● Problem to work on: Rewrite the listing from its start through the line containing "nav-item-platform[interactable]: Platform [640,84,723,102]", with "Localize" replaced by "Locate" and nothing else changed.
+-------+
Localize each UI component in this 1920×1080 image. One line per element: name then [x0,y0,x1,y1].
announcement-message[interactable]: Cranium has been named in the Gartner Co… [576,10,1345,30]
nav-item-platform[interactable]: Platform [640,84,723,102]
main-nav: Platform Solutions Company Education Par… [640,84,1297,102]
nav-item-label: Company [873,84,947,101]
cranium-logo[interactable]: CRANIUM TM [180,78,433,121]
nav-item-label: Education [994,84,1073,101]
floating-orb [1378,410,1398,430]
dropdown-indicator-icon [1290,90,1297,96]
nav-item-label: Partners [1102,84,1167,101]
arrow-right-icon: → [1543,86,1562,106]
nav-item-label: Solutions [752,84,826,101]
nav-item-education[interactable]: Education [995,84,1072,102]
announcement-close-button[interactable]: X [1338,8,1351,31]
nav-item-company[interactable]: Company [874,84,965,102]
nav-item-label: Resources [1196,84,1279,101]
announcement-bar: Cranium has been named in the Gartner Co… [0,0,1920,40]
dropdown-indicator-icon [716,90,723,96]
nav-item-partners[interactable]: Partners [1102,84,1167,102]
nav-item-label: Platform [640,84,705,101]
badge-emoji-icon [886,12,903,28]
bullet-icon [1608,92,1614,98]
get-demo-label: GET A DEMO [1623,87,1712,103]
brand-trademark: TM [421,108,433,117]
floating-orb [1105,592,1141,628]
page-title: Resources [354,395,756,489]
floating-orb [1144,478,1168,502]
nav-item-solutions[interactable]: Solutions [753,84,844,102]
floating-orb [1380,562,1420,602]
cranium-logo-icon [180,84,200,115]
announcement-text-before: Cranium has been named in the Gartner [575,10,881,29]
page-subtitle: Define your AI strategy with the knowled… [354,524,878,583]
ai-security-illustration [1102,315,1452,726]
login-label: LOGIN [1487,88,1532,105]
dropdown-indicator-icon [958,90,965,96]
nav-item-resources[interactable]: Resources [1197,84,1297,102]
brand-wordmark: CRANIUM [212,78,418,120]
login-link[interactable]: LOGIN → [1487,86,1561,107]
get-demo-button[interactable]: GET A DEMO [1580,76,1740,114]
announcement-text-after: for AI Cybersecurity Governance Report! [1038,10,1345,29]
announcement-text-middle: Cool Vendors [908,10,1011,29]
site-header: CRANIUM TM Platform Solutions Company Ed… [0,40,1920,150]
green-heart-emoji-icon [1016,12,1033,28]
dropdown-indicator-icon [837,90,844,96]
+-------+
● Finished exercise:
Locate each UI component in this 1920×1080 image. One line per element: name then [x0,y0,x1,y1].
announcement-message[interactable]: Cranium has been named in the Gartner Co… [576,10,1345,30]
nav-item-platform[interactable]: Platform [640,84,723,102]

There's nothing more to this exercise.